# Aim of the exercise:
All lines in the data bearing the string "distribution" should be identified and copied.

# Rows from a dataset:
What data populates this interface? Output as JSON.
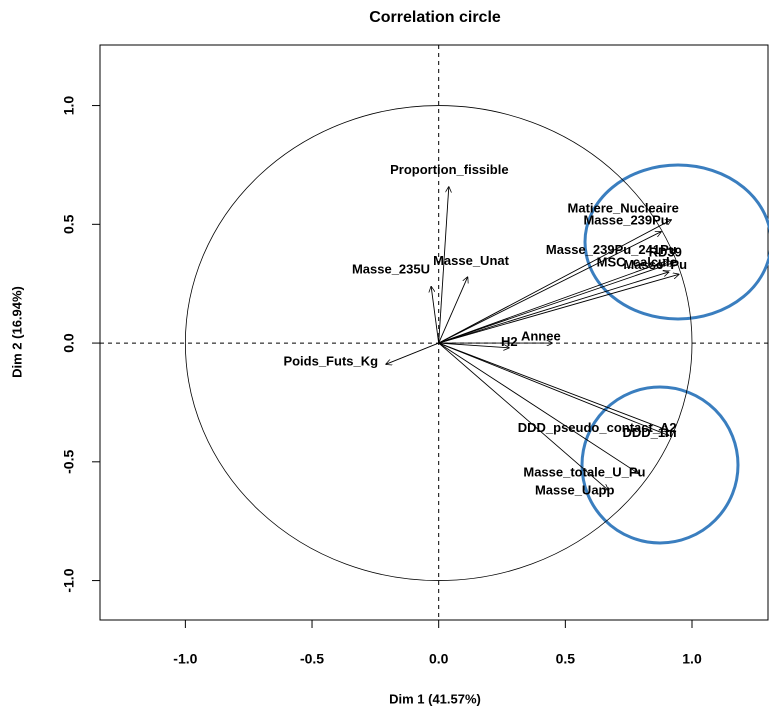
{
  "chart_data": {
    "type": "vector",
    "title": "Correlation circle",
    "xlabel": "Dim 1 (41.57%)",
    "ylabel": "Dim 2 (16.94%)",
    "xlim": [
      -1.337,
      1.3
    ],
    "ylim": [
      -1.166,
      1.255
    ],
    "xticks": [
      {
        "value": -1,
        "label": "-1.0"
      },
      {
        "value": -0.5,
        "label": "-0.5"
      },
      {
        "value": 0,
        "label": "0.0"
      },
      {
        "value": 0.5,
        "label": "0.5"
      },
      {
        "value": 1,
        "label": "1.0"
      }
    ],
    "yticks": [
      {
        "value": -1,
        "label": "-1.0"
      },
      {
        "value": -0.5,
        "label": "-0.5"
      },
      {
        "value": 0,
        "label": "0.0"
      },
      {
        "value": 0.5,
        "label": "0.5"
      },
      {
        "value": 1,
        "label": "1.0"
      }
    ],
    "color": "#000000",
    "points": [
      {
        "label": "Proportion_fissible",
        "x": 0.04,
        "y": 0.66
      },
      {
        "label": "Masse_Unat",
        "x": 0.115,
        "y": 0.28
      },
      {
        "label": "Masse_235U",
        "x": -0.03,
        "y": 0.24
      },
      {
        "label": "Poids_Futs_Kg",
        "x": -0.21,
        "y": -0.09
      },
      {
        "label": "H2",
        "x": 0.28,
        "y": -0.02
      },
      {
        "label": "Annee",
        "x": 0.45,
        "y": 0.0
      },
      {
        "label": "Matiere_Nucleaire",
        "x": 0.92,
        "y": 0.52
      },
      {
        "label": "Masse_239Pu",
        "x": 0.88,
        "y": 0.47
      },
      {
        "label": "Masse_239Pu_241Pu",
        "x": 0.91,
        "y": 0.35
      },
      {
        "label": "RD39",
        "x": 0.93,
        "y": 0.34
      },
      {
        "label": "MSC_calcule",
        "x": 0.91,
        "y": 0.3
      },
      {
        "label": "Masse_Pu",
        "x": 0.95,
        "y": 0.29
      },
      {
        "label": "DDD_pseudo_contact_A2",
        "x": 0.91,
        "y": -0.37
      },
      {
        "label": "DDD_1m",
        "x": 0.91,
        "y": -0.39
      },
      {
        "label": "Masse_totale_U_Pu",
        "x": 0.79,
        "y": -0.55
      },
      {
        "label": "Masse_Uapp",
        "x": 0.67,
        "y": -0.62
      }
    ]
  }
}
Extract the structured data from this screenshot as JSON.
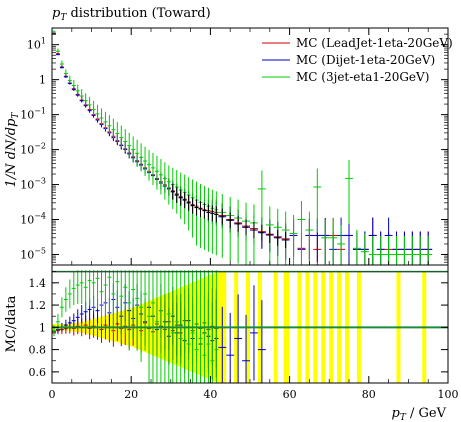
{
  "chart_data": [
    {
      "type": "line",
      "title": "p_T distribution (Toward)",
      "title_parts": {
        "var": "p",
        "sub": "T",
        "rest": " distribution (Toward)"
      },
      "xlabel": "p_T / GeV",
      "xlabel_parts": {
        "var": "p",
        "sub": "T",
        "rest": " / GeV"
      },
      "ylabel": "1/N dN/dp_T",
      "ylabel_parts": {
        "a": "1/N",
        "b": " dN/dp",
        "sub": "T"
      },
      "y_scale": "log",
      "xlim": [
        0,
        100
      ],
      "ylim": [
        5e-06,
        30
      ],
      "y_ticks": [
        {
          "value": 10,
          "label": "10",
          "exp": "1"
        },
        {
          "value": 1,
          "label": "1",
          "exp": ""
        },
        {
          "value": 0.1,
          "label": "10",
          "exp": "−1"
        },
        {
          "value": 0.01,
          "label": "10",
          "exp": "−2"
        },
        {
          "value": 0.001,
          "label": "10",
          "exp": "−3"
        },
        {
          "value": 0.0001,
          "label": "10",
          "exp": "−4"
        },
        {
          "value": 1e-05,
          "label": "10",
          "exp": "−5"
        }
      ],
      "legend_position": "top-right",
      "grid": false,
      "series": [
        {
          "name": "MC (LeadJet-1eta-20GeV)",
          "color": "#cc0000",
          "x": [
            0.5,
            1.5,
            2.5,
            3.5,
            4.5,
            5.5,
            6.5,
            7.5,
            8.5,
            9.5,
            10.5,
            11.5,
            12.5,
            13.5,
            14.5,
            15.5,
            16.5,
            17.5,
            18.5,
            19.5,
            20.5,
            21.5,
            22.5,
            23.5,
            24.5,
            25.5,
            26.5,
            27.5,
            28.5,
            29.5,
            30.5,
            31.5,
            32.5,
            33.5,
            34.5,
            35.5,
            36.5,
            37.5,
            38.5,
            39.5,
            40.5,
            41.5,
            43,
            45,
            47,
            49,
            51,
            53,
            55,
            57,
            59,
            61,
            63,
            65,
            67,
            69,
            71,
            73,
            75,
            77,
            79,
            81,
            83,
            85,
            87,
            89,
            91,
            93,
            95
          ],
          "y": [
            21,
            5.5,
            2.3,
            1.25,
            0.8,
            0.55,
            0.38,
            0.26,
            0.19,
            0.14,
            0.1,
            0.075,
            0.055,
            0.042,
            0.032,
            0.024,
            0.018,
            0.0135,
            0.0105,
            0.008,
            0.0062,
            0.0048,
            0.0038,
            0.003,
            0.0024,
            0.0019,
            0.0015,
            0.0012,
            0.00098,
            0.0008,
            0.00066,
            0.00054,
            0.00045,
            0.00038,
            0.00032,
            0.00027,
            0.00024,
            0.00021,
            0.00019,
            0.00018,
            0.00017,
            0.00016,
            0.00013,
            0.0001,
            8e-05,
            6.5e-05,
            5.5e-05,
            4.5e-05,
            3.8e-05,
            3.2e-05,
            2.8e-05,
            3.5e-05,
            1.5e-05,
            3.5e-05,
            1.4e-05,
            3.5e-05,
            3.5e-05,
            1.4e-05,
            3.5e-05,
            1.4e-05,
            1.4e-05,
            3.5e-05,
            1.4e-05,
            1.4e-05,
            1.4e-05,
            1.4e-05,
            1.4e-05,
            1.4e-05,
            1.4e-05
          ]
        },
        {
          "name": "MC (Dijet-1eta-20GeV)",
          "color": "#0000cc",
          "x": [
            0.5,
            1.5,
            2.5,
            3.5,
            4.5,
            5.5,
            6.5,
            7.5,
            8.5,
            9.5,
            10.5,
            11.5,
            12.5,
            13.5,
            14.5,
            15.5,
            16.5,
            17.5,
            18.5,
            19.5,
            20.5,
            21.5,
            22.5,
            23.5,
            24.5,
            25.5,
            26.5,
            27.5,
            28.5,
            29.5,
            30.5,
            31.5,
            32.5,
            33.5,
            34.5,
            35.5,
            36.5,
            37.5,
            38.5,
            39.5,
            40.5,
            41.5,
            43,
            45,
            47,
            49,
            51,
            53,
            55,
            57,
            59,
            61,
            63,
            65,
            67,
            69,
            71,
            73,
            75,
            77,
            79,
            81,
            83,
            85,
            87,
            89,
            91,
            93,
            95
          ],
          "y": [
            20,
            5.2,
            2.2,
            1.2,
            0.78,
            0.52,
            0.36,
            0.25,
            0.18,
            0.13,
            0.095,
            0.07,
            0.052,
            0.04,
            0.03,
            0.022,
            0.017,
            0.013,
            0.01,
            0.0075,
            0.0058,
            0.0045,
            0.0036,
            0.0028,
            0.0022,
            0.0018,
            0.0014,
            0.0011,
            0.0009,
            0.00075,
            0.00062,
            0.0005,
            0.00042,
            0.00036,
            0.0003,
            0.00025,
            0.00022,
            0.0002,
            0.00018,
            0.00016,
            0.00015,
            0.00014,
            0.00012,
            9.5e-05,
            7.5e-05,
            6e-05,
            5e-05,
            4.2e-05,
            3.6e-05,
            3e-05,
            2.6e-05,
            3.5e-05,
            1.4e-05,
            3.5e-05,
            3.5e-05,
            3.5e-05,
            1.4e-05,
            3.5e-05,
            3.5e-05,
            1.4e-05,
            1.4e-05,
            3.5e-05,
            1.4e-05,
            3.5e-05,
            1.4e-05,
            1.4e-05,
            1.4e-05,
            1.4e-05,
            1.4e-05
          ]
        },
        {
          "name": "MC (3jet-eta1-20GeV)",
          "color": "#00cc00",
          "x": [
            0.5,
            1.5,
            2.5,
            3.5,
            4.5,
            5.5,
            6.5,
            7.5,
            8.5,
            9.5,
            10.5,
            11.5,
            12.5,
            13.5,
            14.5,
            15.5,
            16.5,
            17.5,
            18.5,
            19.5,
            20.5,
            21.5,
            22.5,
            23.5,
            24.5,
            25.5,
            26.5,
            27.5,
            28.5,
            29.5,
            30.5,
            31.5,
            32.5,
            33.5,
            34.5,
            35.5,
            36.5,
            37.5,
            38.5,
            39.5,
            40.5,
            41.5,
            43,
            45,
            47,
            49,
            51,
            53,
            55,
            57,
            59,
            61,
            63,
            65,
            67,
            69,
            71,
            73,
            75,
            77,
            79,
            81,
            83,
            85,
            87,
            89,
            91,
            93,
            95
          ],
          "y": [
            23,
            6.5,
            2.8,
            1.5,
            0.95,
            0.68,
            0.48,
            0.34,
            0.25,
            0.19,
            0.14,
            0.105,
            0.08,
            0.062,
            0.048,
            0.037,
            0.029,
            0.022,
            0.017,
            0.013,
            0.01,
            0.0078,
            0.006,
            0.0047,
            0.0037,
            0.003,
            0.0024,
            0.0019,
            0.0015,
            0.0012,
            0.001,
            0.00085,
            0.0007,
            0.0006,
            0.0005,
            0.00042,
            0.00036,
            0.00031,
            0.00027,
            0.00024,
            0.00021,
            0.00019,
            0.00016,
            0.00013,
            0.00011,
            9e-05,
            8e-05,
            0.00075,
            7e-05,
            6e-05,
            5e-05,
            4e-05,
            0.0001,
            5e-05,
            0.00085,
            3e-05,
            3e-05,
            2e-05,
            0.0015,
            1.5e-05,
            1.2e-05,
            1e-05,
            1e-05,
            1e-05,
            1e-05,
            1e-05,
            1e-05,
            1e-05,
            1e-05
          ]
        }
      ]
    },
    {
      "type": "line",
      "ylabel": "MC/data",
      "xlabel": "p_T / GeV",
      "xlim": [
        0,
        100
      ],
      "ylim": [
        0.5,
        1.56
      ],
      "x_ticks": [
        0,
        20,
        40,
        60,
        80,
        100
      ],
      "y_ticks": [
        0.6,
        0.8,
        1,
        1.2,
        1.4
      ],
      "reference_line": 1,
      "data_band_color": "#ffff00",
      "data_band": {
        "x": [
          0,
          2,
          4,
          6,
          8,
          10,
          12,
          14,
          16,
          18,
          20,
          22,
          24,
          26,
          28,
          30,
          32,
          34,
          36,
          38,
          40,
          42
        ],
        "lo": [
          0.97,
          0.97,
          0.97,
          0.96,
          0.95,
          0.93,
          0.91,
          0.89,
          0.87,
          0.85,
          0.83,
          0.8,
          0.77,
          0.74,
          0.71,
          0.68,
          0.65,
          0.62,
          0.59,
          0.56,
          0.53,
          0.5
        ],
        "hi": [
          1.03,
          1.03,
          1.03,
          1.04,
          1.05,
          1.07,
          1.09,
          1.11,
          1.13,
          1.15,
          1.17,
          1.2,
          1.23,
          1.26,
          1.29,
          1.32,
          1.35,
          1.38,
          1.41,
          1.44,
          1.47,
          1.5
        ]
      },
      "data_band_full_bins": [
        [
          42,
          44
        ],
        [
          46,
          47
        ],
        [
          49,
          50
        ],
        [
          52,
          53
        ],
        [
          56,
          57
        ],
        [
          58.5,
          60
        ],
        [
          62,
          63
        ],
        [
          64,
          65
        ],
        [
          66,
          67
        ],
        [
          68,
          69
        ],
        [
          70,
          71
        ],
        [
          72,
          73
        ],
        [
          74,
          75
        ],
        [
          77,
          78
        ],
        [
          87,
          88
        ],
        [
          93.5,
          94.5
        ]
      ],
      "series": [
        {
          "name": "MC (LeadJet-1eta-20GeV)",
          "color": "#cc0000",
          "x": [
            0.5,
            1.5,
            2.5,
            3.5,
            4.5,
            5.5,
            6.5,
            7.5,
            8.5,
            9.5,
            10.5,
            11.5,
            12.5,
            13.5,
            14.5,
            15.5,
            16.5,
            17.5,
            18.5,
            19.5,
            20.5,
            21.5,
            22.5,
            23.5,
            24.5,
            25.5,
            26.5,
            27.5,
            28.5,
            29.5,
            30.5,
            31.5,
            32.5,
            33.5,
            34.5,
            35.5,
            36.5,
            37.5,
            38.5,
            39.5,
            40.5,
            41.5
          ],
          "y": [
            0.95,
            0.97,
            0.98,
            0.99,
            1.0,
            0.99,
            1.01,
            1.0,
            1.02,
            0.99,
            1.01,
            1.0,
            0.98,
            1.02,
            1.0,
            0.97,
            1.03,
            0.99,
            1.01,
            0.98,
            1.02,
            1.0,
            0.97,
            1.04,
            0.99,
            0.96,
            1.03,
            1.01,
            0.98,
            1.05,
            0.97,
            1.02,
            0.95,
            1.06,
            1.0,
            0.97,
            1.03,
            0.99,
            1.04,
            0.98,
            1.01,
            0.99
          ]
        },
        {
          "name": "MC (Dijet-1eta-20GeV)",
          "color": "#0000cc",
          "x": [
            0.5,
            1.5,
            2.5,
            3.5,
            4.5,
            5.5,
            6.5,
            7.5,
            8.5,
            9.5,
            10.5,
            11.5,
            12.5,
            13.5,
            14.5,
            15.5,
            16.5,
            17.5,
            18.5,
            19.5,
            20.5,
            21.5,
            22.5,
            23.5,
            24.5,
            25.5,
            26.5,
            27.5,
            28.5,
            29.5,
            30.5,
            31.5,
            32.5,
            33.5,
            34.5,
            35.5,
            36.5,
            37.5,
            38.5,
            39.5,
            40.5,
            41.5,
            43,
            45,
            47,
            49,
            51,
            53
          ],
          "y": [
            0.96,
            0.98,
            1.0,
            1.02,
            1.04,
            1.06,
            1.09,
            1.12,
            1.14,
            1.16,
            1.18,
            1.15,
            1.2,
            1.22,
            1.13,
            1.25,
            1.18,
            1.1,
            1.22,
            1.15,
            1.08,
            1.2,
            1.12,
            1.05,
            1.18,
            1.1,
            0.98,
            1.15,
            1.05,
            0.92,
            1.1,
            0.95,
            1.02,
            0.88,
            1.06,
            0.9,
            1.0,
            0.85,
            0.95,
            0.92,
            0.88,
            0.9,
            0.82,
            0.75,
            0.9,
            0.7,
            0.95,
            0.8
          ]
        },
        {
          "name": "MC (3jet-eta1-20GeV)",
          "color": "#00cc00",
          "x": [
            0.5,
            1.5,
            2.5,
            3.5,
            4.5,
            5.5,
            6.5,
            7.5,
            8.5,
            9.5,
            10.5,
            11.5,
            12.5,
            13.5,
            14.5,
            15.5,
            16.5,
            17.5,
            18.5,
            19.5,
            20.5,
            21.5,
            22.5,
            23.5,
            24.5,
            25.5,
            26.5,
            27.5,
            28.5,
            29.5,
            30.5,
            31.5,
            32.5,
            33.5,
            34.5,
            35.5,
            36.5,
            37.5,
            38.5,
            39.5,
            40.5,
            41.5
          ],
          "y": [
            0.97,
            1.05,
            1.18,
            1.25,
            1.3,
            1.35,
            1.38,
            1.4,
            1.36,
            1.42,
            1.4,
            1.44,
            1.32,
            1.38,
            1.45,
            1.3,
            1.41,
            1.28,
            1.36,
            1.22,
            1.34,
            1.26,
            1.18,
            1.3,
            1.1,
            1.22,
            1.05,
            1.15,
            1.0,
            1.12,
            0.95,
            1.05,
            0.9,
            1.0,
            0.85,
            0.95,
            0.8,
            0.9,
            0.75,
            0.85,
            0.7,
            0.8
          ]
        }
      ]
    }
  ]
}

# Complete response:
      "title": "p_T distribution (Toward)",
        "rest": " distribution (Toward)"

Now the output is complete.